Repeat every line below exactly as it reads.

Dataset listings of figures
•••

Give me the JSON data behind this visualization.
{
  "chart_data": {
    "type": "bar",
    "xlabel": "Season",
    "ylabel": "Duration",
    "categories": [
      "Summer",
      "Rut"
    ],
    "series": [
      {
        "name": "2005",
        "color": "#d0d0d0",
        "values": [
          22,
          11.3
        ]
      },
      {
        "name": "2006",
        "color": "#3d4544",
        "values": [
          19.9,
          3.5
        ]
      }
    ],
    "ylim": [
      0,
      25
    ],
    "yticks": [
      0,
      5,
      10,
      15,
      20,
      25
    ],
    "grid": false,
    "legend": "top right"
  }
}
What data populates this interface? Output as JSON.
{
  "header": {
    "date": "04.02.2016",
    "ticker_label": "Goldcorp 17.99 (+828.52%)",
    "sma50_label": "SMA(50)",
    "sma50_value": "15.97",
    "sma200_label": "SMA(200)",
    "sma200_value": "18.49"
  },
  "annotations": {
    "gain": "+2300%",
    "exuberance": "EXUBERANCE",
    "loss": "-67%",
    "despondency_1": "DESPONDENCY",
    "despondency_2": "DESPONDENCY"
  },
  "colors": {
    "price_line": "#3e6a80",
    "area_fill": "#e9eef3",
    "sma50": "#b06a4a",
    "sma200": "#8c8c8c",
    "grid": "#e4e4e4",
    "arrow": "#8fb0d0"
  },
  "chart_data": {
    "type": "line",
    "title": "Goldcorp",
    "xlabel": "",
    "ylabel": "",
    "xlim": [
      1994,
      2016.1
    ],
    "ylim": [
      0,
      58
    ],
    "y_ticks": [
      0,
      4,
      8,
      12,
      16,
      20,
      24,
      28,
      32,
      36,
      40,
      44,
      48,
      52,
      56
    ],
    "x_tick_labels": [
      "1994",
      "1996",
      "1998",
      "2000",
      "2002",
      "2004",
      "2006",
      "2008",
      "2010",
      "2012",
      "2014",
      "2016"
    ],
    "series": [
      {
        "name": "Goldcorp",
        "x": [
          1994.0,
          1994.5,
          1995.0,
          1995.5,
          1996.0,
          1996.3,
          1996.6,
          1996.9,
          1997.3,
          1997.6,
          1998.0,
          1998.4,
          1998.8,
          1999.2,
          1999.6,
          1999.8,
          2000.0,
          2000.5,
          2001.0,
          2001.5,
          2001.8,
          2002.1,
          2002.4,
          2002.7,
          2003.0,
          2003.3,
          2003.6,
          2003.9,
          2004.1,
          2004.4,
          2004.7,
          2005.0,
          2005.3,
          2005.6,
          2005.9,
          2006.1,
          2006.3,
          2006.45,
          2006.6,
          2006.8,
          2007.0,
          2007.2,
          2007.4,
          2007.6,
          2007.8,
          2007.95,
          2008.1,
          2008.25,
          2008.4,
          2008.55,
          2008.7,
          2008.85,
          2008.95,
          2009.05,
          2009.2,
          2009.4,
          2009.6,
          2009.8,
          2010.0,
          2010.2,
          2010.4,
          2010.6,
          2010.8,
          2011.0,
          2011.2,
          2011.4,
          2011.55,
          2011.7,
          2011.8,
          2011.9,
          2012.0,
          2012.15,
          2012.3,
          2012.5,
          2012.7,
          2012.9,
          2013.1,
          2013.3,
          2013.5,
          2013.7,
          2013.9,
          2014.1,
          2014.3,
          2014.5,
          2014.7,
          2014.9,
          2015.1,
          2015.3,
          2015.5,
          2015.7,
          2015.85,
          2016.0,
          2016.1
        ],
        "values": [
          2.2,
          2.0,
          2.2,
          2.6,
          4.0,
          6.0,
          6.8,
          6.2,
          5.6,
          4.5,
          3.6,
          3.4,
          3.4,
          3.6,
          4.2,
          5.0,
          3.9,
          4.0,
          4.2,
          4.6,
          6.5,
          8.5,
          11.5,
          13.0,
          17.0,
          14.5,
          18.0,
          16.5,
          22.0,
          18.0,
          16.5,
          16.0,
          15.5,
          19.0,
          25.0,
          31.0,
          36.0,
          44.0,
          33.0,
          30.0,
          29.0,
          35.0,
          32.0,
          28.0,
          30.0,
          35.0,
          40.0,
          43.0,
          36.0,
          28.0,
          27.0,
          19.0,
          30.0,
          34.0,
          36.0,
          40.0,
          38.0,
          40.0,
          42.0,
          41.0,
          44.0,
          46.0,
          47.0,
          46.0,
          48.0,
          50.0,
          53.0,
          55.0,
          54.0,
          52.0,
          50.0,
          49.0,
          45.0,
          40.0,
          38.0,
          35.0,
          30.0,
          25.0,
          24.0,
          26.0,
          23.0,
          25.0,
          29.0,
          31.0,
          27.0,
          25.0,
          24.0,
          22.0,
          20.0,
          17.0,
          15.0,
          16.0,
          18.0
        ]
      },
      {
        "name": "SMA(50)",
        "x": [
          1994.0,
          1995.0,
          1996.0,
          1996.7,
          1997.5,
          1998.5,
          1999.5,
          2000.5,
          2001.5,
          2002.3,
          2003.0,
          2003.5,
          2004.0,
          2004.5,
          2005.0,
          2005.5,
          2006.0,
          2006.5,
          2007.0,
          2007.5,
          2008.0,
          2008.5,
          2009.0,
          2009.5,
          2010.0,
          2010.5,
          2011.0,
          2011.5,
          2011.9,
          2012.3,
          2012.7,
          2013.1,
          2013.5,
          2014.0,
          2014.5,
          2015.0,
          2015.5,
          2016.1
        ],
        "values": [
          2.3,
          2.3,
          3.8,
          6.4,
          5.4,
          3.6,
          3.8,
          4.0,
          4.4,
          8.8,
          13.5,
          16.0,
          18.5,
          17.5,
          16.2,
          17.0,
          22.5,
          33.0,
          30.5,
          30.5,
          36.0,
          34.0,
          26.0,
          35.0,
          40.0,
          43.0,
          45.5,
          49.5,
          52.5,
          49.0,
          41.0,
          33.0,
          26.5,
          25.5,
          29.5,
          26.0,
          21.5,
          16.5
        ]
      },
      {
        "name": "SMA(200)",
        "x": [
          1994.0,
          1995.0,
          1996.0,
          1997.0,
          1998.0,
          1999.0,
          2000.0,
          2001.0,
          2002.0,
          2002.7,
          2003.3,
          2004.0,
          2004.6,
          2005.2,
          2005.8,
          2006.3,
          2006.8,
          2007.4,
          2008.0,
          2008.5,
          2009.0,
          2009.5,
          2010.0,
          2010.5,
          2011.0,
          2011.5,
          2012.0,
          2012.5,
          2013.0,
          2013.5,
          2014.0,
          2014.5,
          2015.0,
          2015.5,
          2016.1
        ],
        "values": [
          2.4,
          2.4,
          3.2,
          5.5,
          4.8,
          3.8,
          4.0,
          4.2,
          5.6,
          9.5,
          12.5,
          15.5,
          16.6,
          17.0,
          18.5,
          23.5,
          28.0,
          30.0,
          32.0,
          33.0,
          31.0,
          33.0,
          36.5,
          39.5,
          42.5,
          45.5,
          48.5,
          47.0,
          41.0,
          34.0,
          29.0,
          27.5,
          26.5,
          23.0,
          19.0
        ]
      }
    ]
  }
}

•••

## [FULL ANSWER]
Give me the JSON data behind this visualization.
{
  "chart_data": {
    "type": "bar",
    "xlabel": "Season",
    "ylabel": "Duration",
    "categories": [
      "Summer",
      "Rut"
    ],
    "series": [
      {
        "name": "2005",
        "color": "#d0d0d0",
        "values": [
          22,
          11.3
        ]
      },
      {
        "name": "2006",
        "color": "#3d4544",
        "values": [
          19.9,
          3.5
        ]
      }
    ],
    "ylim": [
      0,
      25
    ],
    "yticks": [
      0,
      5,
      10,
      15,
      20,
      25
    ],
    "grid": false,
    "legend": "top right"
  }
}
What data populates this interface? Output as JSON.
{
  "header": {
    "date": "04.02.2016",
    "ticker_label": "Goldcorp 17.99 (+828.52%)",
    "sma50_label": "SMA(50)",
    "sma50_value": "15.97",
    "sma200_label": "SMA(200)",
    "sma200_value": "18.49"
  },
  "annotations": {
    "gain": "+2300%",
    "exuberance": "EXUBERANCE",
    "loss": "-67%",
    "despondency_1": "DESPONDENCY",
    "despondency_2": "DESPONDENCY"
  },
  "colors": {
    "price_line": "#3e6a80",
    "area_fill": "#e9eef3",
    "sma50": "#b06a4a",
    "sma200": "#8c8c8c",
    "grid": "#e4e4e4",
    "arrow": "#8fb0d0"
  },
  "chart_data": {
    "type": "line",
    "title": "Goldcorp",
    "xlabel": "",
    "ylabel": "",
    "xlim": [
      1994,
      2016.1
    ],
    "ylim": [
      0,
      58
    ],
    "y_ticks": [
      0,
      4,
      8,
      12,
      16,
      20,
      24,
      28,
      32,
      36,
      40,
      44,
      48,
      52,
      56
    ],
    "x_tick_labels": [
      "1994",
      "1996",
      "1998",
      "2000",
      "2002",
      "2004",
      "2006",
      "2008",
      "2010",
      "2012",
      "2014",
      "2016"
    ],
    "series": [
      {
        "name": "Goldcorp",
        "x": [
          1994.0,
          1994.5,
          1995.0,
          1995.5,
          1996.0,
          1996.3,
          1996.6,
          1996.9,
          1997.3,
          1997.6,
          1998.0,
          1998.4,
          1998.8,
          1999.2,
          1999.6,
          1999.8,
          2000.0,
          2000.5,
          2001.0,
          2001.5,
          2001.8,
          2002.1,
          2002.4,
          2002.7,
          2003.0,
          2003.3,
          2003.6,
          2003.9,
          2004.1,
          2004.4,
          2004.7,
          2005.0,
          2005.3,
          2005.6,
          2005.9,
          2006.1,
          2006.3,
          2006.45,
          2006.6,
          2006.8,
          2007.0,
          2007.2,
          2007.4,
          2007.6,
          2007.8,
          2007.95,
          2008.1,
          2008.25,
          2008.4,
          2008.55,
          2008.7,
          2008.85,
          2008.95,
          2009.05,
          2009.2,
          2009.4,
          2009.6,
          2009.8,
          2010.0,
          2010.2,
          2010.4,
          2010.6,
          2010.8,
          2011.0,
          2011.2,
          2011.4,
          2011.55,
          2011.7,
          2011.8,
          2011.9,
          2012.0,
          2012.15,
          2012.3,
          2012.5,
          2012.7,
          2012.9,
          2013.1,
          2013.3,
          2013.5,
          2013.7,
          2013.9,
          2014.1,
          2014.3,
          2014.5,
          2014.7,
          2014.9,
          2015.1,
          2015.3,
          2015.5,
          2015.7,
          2015.85,
          2016.0,
          2016.1
        ],
        "values": [
          2.2,
          2.0,
          2.2,
          2.6,
          4.0,
          6.0,
          6.8,
          6.2,
          5.6,
          4.5,
          3.6,
          3.4,
          3.4,
          3.6,
          4.2,
          5.0,
          3.9,
          4.0,
          4.2,
          4.6,
          6.5,
          8.5,
          11.5,
          13.0,
          17.0,
          14.5,
          18.0,
          16.5,
          22.0,
          18.0,
          16.5,
          16.0,
          15.5,
          19.0,
          25.0,
          31.0,
          36.0,
          44.0,
          33.0,
          30.0,
          29.0,
          35.0,
          32.0,
          28.0,
          30.0,
          35.0,
          40.0,
          43.0,
          36.0,
          28.0,
          27.0,
          19.0,
          30.0,
          34.0,
          36.0,
          40.0,
          38.0,
          40.0,
          42.0,
          41.0,
          44.0,
          46.0,
          47.0,
          46.0,
          48.0,
          50.0,
          53.0,
          55.0,
          54.0,
          52.0,
          50.0,
          49.0,
          45.0,
          40.0,
          38.0,
          35.0,
          30.0,
          25.0,
          24.0,
          26.0,
          23.0,
          25.0,
          29.0,
          31.0,
          27.0,
          25.0,
          24.0,
          22.0,
          20.0,
          17.0,
          15.0,
          16.0,
          18.0
        ]
      },
      {
        "name": "SMA(50)",
        "x": [
          1994.0,
          1995.0,
          1996.0,
          1996.7,
          1997.5,
          1998.5,
          1999.5,
          2000.5,
          2001.5,
          2002.3,
          2003.0,
          2003.5,
          2004.0,
          2004.5,
          2005.0,
          2005.5,
          2006.0,
          2006.5,
          2007.0,
          2007.5,
          2008.0,
          2008.5,
          2009.0,
          2009.5,
          2010.0,
          2010.5,
          2011.0,
          2011.5,
          2011.9,
          2012.3,
          2012.7,
          2013.1,
          2013.5,
          2014.0,
          2014.5,
          2015.0,
          2015.5,
          2016.1
        ],
        "values": [
          2.3,
          2.3,
          3.8,
          6.4,
          5.4,
          3.6,
          3.8,
          4.0,
          4.4,
          8.8,
          13.5,
          16.0,
          18.5,
          17.5,
          16.2,
          17.0,
          22.5,
          33.0,
          30.5,
          30.5,
          36.0,
          34.0,
          26.0,
          35.0,
          40.0,
          43.0,
          45.5,
          49.5,
          52.5,
          49.0,
          41.0,
          33.0,
          26.5,
          25.5,
          29.5,
          26.0,
          21.5,
          16.5
        ]
      },
      {
        "name": "SMA(200)",
        "x": [
          1994.0,
          1995.0,
          1996.0,
          1997.0,
          1998.0,
          1999.0,
          2000.0,
          2001.0,
          2002.0,
          2002.7,
          2003.3,
          2004.0,
          2004.6,
          2005.2,
          2005.8,
          2006.3,
          2006.8,
          2007.4,
          2008.0,
          2008.5,
          2009.0,
          2009.5,
          2010.0,
          2010.5,
          2011.0,
          2011.5,
          2012.0,
          2012.5,
          2013.0,
          2013.5,
          2014.0,
          2014.5,
          2015.0,
          2015.5,
          2016.1
        ],
        "values": [
          2.4,
          2.4,
          3.2,
          5.5,
          4.8,
          3.8,
          4.0,
          4.2,
          5.6,
          9.5,
          12.5,
          15.5,
          16.6,
          17.0,
          18.5,
          23.5,
          28.0,
          30.0,
          32.0,
          33.0,
          31.0,
          33.0,
          36.5,
          39.5,
          42.5,
          45.5,
          48.5,
          47.0,
          41.0,
          34.0,
          29.0,
          27.5,
          26.5,
          23.0,
          19.0
        ]
      }
    ]
  }
}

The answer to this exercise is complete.